-- Exercise inputs --
·····

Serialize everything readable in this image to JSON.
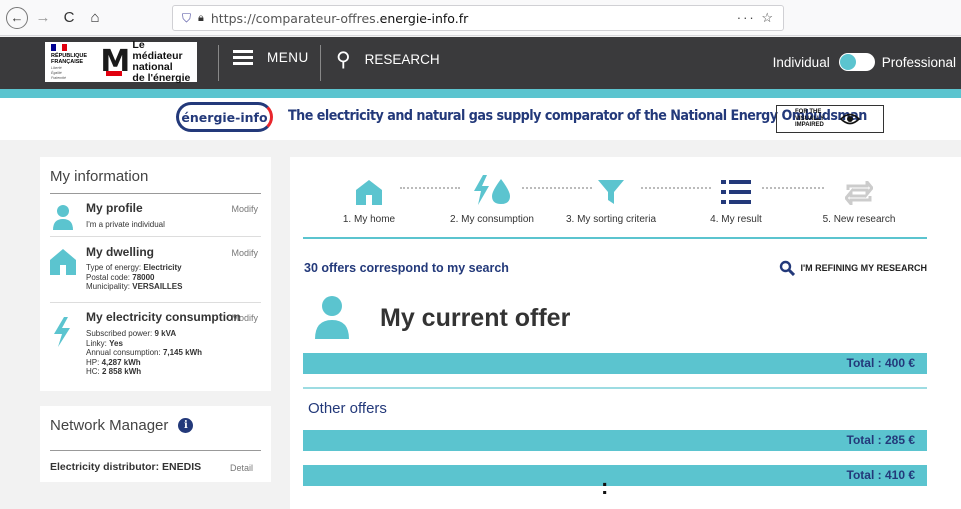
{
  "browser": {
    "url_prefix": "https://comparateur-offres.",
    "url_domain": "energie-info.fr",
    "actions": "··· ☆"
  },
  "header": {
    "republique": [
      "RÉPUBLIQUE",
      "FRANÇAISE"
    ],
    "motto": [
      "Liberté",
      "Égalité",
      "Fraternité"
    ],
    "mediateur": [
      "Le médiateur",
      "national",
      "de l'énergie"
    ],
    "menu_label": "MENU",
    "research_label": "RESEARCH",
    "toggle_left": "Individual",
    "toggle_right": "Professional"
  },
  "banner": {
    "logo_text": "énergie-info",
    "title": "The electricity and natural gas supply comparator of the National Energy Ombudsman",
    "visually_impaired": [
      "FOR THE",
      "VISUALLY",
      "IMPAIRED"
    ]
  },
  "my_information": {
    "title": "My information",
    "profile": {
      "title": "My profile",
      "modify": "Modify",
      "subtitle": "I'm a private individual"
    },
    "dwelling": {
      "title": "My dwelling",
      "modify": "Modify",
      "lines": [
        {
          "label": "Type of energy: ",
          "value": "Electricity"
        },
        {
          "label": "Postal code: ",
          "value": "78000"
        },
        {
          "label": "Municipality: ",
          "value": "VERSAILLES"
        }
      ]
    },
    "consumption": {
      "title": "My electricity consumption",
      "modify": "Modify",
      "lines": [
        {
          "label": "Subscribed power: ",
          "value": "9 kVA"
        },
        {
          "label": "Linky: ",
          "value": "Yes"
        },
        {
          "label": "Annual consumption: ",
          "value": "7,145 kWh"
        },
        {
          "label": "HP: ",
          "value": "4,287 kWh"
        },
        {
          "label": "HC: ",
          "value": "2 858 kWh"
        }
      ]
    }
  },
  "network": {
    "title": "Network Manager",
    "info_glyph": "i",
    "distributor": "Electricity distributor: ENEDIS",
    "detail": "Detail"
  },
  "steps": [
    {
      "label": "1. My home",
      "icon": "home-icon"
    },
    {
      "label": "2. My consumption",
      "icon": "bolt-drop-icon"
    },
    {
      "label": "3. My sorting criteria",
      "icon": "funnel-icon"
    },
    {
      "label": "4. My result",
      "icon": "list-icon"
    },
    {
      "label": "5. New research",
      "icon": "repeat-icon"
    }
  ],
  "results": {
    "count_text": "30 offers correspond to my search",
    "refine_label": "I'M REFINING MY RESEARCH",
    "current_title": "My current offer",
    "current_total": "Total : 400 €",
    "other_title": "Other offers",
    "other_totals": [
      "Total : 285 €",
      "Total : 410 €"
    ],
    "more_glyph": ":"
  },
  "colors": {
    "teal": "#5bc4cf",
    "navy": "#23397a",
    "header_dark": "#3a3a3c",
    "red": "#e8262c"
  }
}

·····

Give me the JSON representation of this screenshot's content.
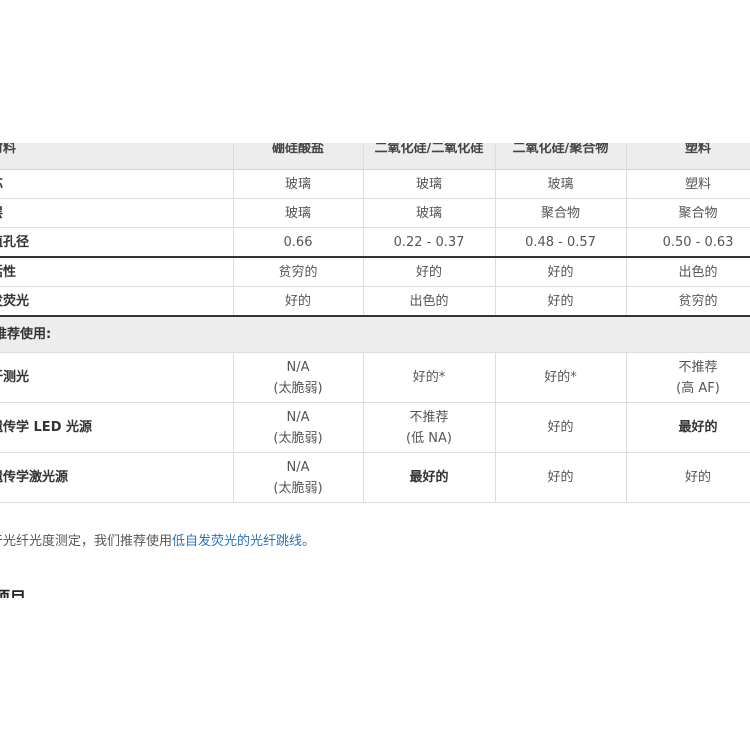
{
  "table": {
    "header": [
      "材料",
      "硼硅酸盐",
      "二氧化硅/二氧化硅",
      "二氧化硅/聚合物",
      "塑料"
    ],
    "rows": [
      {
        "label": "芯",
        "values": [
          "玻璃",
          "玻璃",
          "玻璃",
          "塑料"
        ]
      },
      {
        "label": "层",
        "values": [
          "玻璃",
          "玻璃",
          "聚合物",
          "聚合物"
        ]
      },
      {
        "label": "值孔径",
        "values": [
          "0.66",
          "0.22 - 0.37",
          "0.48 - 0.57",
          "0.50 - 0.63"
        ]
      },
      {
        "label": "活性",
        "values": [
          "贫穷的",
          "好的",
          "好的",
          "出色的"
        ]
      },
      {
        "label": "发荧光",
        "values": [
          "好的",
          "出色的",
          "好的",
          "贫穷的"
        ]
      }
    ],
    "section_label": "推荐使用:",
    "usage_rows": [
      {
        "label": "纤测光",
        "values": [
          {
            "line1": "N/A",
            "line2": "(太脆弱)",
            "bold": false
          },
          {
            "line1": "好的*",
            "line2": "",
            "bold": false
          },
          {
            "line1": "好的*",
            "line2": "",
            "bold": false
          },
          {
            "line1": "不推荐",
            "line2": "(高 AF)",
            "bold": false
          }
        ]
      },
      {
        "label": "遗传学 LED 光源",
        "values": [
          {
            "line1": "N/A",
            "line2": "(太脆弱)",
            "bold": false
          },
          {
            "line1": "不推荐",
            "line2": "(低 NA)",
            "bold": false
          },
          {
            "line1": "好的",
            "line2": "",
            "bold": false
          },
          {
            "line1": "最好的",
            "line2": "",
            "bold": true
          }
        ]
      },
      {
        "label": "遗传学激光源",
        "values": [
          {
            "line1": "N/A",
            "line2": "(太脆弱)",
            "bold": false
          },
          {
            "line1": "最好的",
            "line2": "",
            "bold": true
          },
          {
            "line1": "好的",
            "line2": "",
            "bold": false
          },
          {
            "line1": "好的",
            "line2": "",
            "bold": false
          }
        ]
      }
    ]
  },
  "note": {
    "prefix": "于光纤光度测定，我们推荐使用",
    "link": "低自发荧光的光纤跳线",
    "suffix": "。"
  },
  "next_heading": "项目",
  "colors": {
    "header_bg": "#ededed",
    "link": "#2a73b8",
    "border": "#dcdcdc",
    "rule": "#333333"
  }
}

·····

-- Written instruction --
Select and copy every line of the material that holds the string "this".

-- Complete output --
Serialize everything readable in this image to JSON.
Give me the JSON representation of this screenshot's content.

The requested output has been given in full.